◆ **PROBLEM TO WORK ON**:
Take every line from the listing below that includes "tiempo" and copy it.

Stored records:
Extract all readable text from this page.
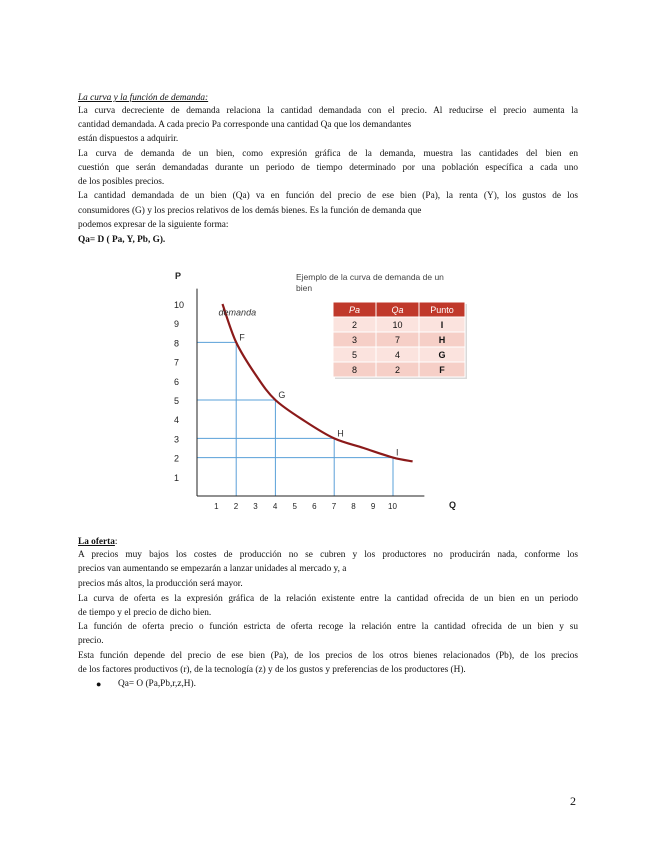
La curva y la función de demanda:
La curva decreciente de demanda relaciona la cantidad demandada con el precio. Al reducirse el precio aumenta la
cantidad demandada. A cada precio Pa corresponde una cantidad Qa que los demandantes
están dispuestos a adquirir.
La curva de demanda de un bien, como expresión gráfica de la demanda, muestra las cantidades del bien en
cuestión que serán demandadas durante un periodo de tiempo determinado por una población específica a cada uno
de los posibles precios.
La cantidad demandada de un bien (Qa) va en función del precio de ese bien (Pa), la renta (Y), los gustos de los
consumidores (G) y los precios relativos de los demás bienes. Es la función de demanda que
podemos expresar de la siguiente forma:
Qa= D ( Pa, Y, Pb, G).
P
Q
Ejemplo de la curva de demanda de un bien
1
2
3
4
5
6
7
8
9
10
1 2 3 4 5 6 7 8 9 10
demanda
F
G
H
I
Pa	Qa	Punto
2	10	I
3	7	H
5	4	G
8	2	F
La oferta:
A precios muy bajos los costes de producción no se cubren y los productores no producirán nada, conforme los
precios van aumentando se empezarán a lanzar unidades al mercado y, a
precios más altos, la producción será mayor.
La curva de oferta es la expresión gráfica de la relación existente entre la cantidad ofrecida de un bien en un periodo
de tiempo y el precio de dicho bien.
La función de oferta precio o función estricta de oferta recoge la relación entre la cantidad ofrecida de un bien y su
precio.
Esta función depende del precio de ese bien (Pa), de los precios de los otros bienes relacionados (Pb), de los precios
de los factores productivos (r), de la tecnología (z) y de los gustos y preferencias de los productores (H).
● Qa= O (Pa,Pb,r,z,H).
2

◆ **REPLY**:
cuestión que serán demandadas durante un periodo de tiempo determinado por una población específica a cada uno
de tiempo y el precio de dicho bien.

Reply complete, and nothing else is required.